**SOURCE PASSAGE:**

★ ★ ★ ★

16. Output Filtering

Chapter 16 of 18 · 15 min

Output filtering validates generated content against safety policies before delivery. Unlike guardrails that constrain generation, filtering operates on completed outputs and enables more nuanced policy application.

Rule-Based and ML Hybrid Filtering

import re
from typing import Optional

class OutputFilter:
    """Layered output filtering system."""
    
    def __init__(self, nsfw_classifier, pii_detector):
        self.nsfw_classifier = nsfw_classifier
        self.pii_detector = pii_detector
        self.blocklist = self._load_blocklist()
        
    def _load_blocklist(self) -> set:
        """Load domain-specific blocked content patterns."""
        return {
            'financial_advice': r'\$[\d,]+.*invest|\d+%.*return',
            'medical_advice': r'diagnosis|take.*mg.*without|prescription.*without',
        }
    
    def check_nsfw(self, text: str) -> tuple[bool, float]:
        """Classify content safety with confidence score."""
        result = self.nsfw_classifier(text)
        is_safe = result['label'] == 'SAFE'
        confidence = result['score'] if is_safe else 1 - result['score']
        return is_safe, confidence
    
    def detect_pii(self, text: str) -> list[dict]:
        """Extract personally identifiable information."""
        return self.pii_detector.run(text)
    
    def check_blocklist(self, text: str) -> Optional[str]:
        """Identify blocklist violations."""
        for category, pattern in self.blocklist.items():
            if re.search(pattern, text, re.IGNORECASE):
                return category
        return None
    
    def filter(
        self, text: str, context: dict
    ) -> tuple[bool, str, Optional[dict]]:
        """
        Return (is_acceptable, filtered_text, violation_report).
        """
        is_safe, confidence = self.check_nsfw(text)

★ ★ ★ ★

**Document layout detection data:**
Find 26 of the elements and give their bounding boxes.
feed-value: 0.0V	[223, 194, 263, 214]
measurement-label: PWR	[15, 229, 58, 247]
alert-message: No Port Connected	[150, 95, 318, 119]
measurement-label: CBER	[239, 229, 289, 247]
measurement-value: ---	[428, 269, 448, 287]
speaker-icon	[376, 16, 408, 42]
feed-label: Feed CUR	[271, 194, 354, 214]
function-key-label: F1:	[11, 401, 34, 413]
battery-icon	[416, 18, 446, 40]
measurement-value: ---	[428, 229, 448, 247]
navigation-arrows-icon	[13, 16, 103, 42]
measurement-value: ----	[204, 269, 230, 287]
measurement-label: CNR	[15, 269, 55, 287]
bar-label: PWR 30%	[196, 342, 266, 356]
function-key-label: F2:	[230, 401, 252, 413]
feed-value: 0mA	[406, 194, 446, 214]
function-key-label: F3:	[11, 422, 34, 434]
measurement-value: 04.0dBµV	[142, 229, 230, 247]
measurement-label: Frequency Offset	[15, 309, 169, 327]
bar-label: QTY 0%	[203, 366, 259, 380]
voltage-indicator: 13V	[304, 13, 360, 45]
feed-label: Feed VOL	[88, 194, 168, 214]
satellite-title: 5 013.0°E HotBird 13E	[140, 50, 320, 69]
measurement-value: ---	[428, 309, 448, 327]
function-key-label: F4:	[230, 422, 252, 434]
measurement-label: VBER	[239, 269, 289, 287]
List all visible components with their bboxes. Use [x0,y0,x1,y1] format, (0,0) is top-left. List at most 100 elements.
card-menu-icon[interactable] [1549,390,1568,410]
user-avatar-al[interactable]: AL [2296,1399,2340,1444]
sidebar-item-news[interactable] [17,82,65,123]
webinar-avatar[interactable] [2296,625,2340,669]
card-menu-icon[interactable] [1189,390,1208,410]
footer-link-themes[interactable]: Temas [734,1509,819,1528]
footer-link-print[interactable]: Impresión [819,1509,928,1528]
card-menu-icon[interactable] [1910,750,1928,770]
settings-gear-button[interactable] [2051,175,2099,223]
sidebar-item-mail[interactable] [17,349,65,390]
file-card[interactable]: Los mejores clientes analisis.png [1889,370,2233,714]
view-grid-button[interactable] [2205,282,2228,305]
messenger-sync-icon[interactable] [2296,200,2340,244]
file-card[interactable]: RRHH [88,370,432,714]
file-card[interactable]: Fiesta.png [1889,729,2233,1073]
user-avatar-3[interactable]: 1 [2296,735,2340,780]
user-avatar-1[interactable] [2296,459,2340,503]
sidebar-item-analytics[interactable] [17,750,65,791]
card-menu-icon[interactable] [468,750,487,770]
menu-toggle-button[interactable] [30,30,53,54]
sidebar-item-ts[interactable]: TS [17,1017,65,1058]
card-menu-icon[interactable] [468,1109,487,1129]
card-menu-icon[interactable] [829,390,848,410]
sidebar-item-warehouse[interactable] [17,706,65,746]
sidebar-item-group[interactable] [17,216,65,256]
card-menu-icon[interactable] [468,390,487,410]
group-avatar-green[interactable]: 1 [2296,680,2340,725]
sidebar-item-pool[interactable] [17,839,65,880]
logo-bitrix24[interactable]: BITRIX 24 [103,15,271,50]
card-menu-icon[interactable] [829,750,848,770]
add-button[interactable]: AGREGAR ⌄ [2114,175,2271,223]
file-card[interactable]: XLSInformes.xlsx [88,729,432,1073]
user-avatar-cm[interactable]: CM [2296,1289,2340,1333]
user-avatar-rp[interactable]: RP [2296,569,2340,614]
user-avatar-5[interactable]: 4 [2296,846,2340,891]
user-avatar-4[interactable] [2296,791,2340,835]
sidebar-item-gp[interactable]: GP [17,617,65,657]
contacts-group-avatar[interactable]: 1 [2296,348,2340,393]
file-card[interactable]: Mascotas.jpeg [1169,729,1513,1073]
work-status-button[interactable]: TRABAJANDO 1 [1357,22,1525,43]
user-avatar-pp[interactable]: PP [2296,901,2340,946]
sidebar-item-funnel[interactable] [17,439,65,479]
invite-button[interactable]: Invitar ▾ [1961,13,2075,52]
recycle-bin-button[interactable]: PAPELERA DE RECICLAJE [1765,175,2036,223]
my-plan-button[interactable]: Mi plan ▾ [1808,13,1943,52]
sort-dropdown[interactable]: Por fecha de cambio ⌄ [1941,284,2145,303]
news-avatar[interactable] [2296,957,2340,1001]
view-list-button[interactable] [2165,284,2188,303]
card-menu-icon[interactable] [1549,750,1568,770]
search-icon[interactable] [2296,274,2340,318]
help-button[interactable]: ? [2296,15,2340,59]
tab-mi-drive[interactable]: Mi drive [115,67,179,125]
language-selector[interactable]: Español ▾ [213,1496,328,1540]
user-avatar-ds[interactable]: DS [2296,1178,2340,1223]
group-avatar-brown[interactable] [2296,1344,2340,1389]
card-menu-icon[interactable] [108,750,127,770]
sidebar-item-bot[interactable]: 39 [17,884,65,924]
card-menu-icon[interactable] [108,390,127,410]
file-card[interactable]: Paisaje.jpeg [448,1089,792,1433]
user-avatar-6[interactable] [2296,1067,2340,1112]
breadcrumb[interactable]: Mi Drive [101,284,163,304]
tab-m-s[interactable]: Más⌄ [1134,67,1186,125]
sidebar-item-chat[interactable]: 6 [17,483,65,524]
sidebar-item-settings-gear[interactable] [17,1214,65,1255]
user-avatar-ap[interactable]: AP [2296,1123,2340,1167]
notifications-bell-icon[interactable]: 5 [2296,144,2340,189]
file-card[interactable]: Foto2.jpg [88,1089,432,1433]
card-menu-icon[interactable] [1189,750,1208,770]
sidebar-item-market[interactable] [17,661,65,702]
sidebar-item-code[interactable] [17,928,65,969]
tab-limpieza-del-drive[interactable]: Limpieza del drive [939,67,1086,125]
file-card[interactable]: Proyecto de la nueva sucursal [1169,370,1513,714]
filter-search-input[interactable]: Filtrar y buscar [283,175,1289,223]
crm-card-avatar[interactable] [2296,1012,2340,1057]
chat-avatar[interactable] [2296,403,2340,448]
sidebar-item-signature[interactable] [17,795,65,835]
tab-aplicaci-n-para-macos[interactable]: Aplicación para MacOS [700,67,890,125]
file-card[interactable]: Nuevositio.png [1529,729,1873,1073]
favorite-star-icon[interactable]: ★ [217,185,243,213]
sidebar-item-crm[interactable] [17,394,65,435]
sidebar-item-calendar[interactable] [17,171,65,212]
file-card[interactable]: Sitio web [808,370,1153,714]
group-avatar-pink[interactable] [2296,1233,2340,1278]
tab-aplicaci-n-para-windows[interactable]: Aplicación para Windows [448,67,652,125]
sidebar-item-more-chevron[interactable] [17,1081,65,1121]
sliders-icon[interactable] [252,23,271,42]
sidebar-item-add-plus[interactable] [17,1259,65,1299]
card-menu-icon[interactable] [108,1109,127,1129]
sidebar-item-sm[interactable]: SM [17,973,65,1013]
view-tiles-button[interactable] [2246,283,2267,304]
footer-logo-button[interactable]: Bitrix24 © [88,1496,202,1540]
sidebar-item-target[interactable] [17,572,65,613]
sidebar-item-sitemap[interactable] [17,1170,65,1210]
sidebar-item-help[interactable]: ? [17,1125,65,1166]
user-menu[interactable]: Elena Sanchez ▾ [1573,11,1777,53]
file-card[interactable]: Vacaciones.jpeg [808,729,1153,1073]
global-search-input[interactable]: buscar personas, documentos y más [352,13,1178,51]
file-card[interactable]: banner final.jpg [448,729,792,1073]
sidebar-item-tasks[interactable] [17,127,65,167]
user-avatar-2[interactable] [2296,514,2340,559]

★ ★ ★ ★

**PROBLEMS AND TASKS:**
**A.** Answer these about the output filtering chapter:
(i) Which chapter is it, and how many chapters are there in all?
(ii) According to the opening paragraph, what does filtering operate on?
(iii) Which two category names does the blocklist contain?
**B.** Duplicate the output filtering chapter word for word, starting with "16. Output Filtering" and going on through "nuanced policy application.".

**SOLUTIONS PER TASK:**
**A.**
(i) Chapter 16 of 18.
(ii) Completed outputs.
(iii) financial_advice and medical_advice.

**B.**
16. Output Filtering

Chapter 16 of 18 · 15 min

Output filtering validates generated content against safety policies before delivery. Unlike guardrails that constrain generation, filtering operates on completed outputs and enables more nuanced policy application.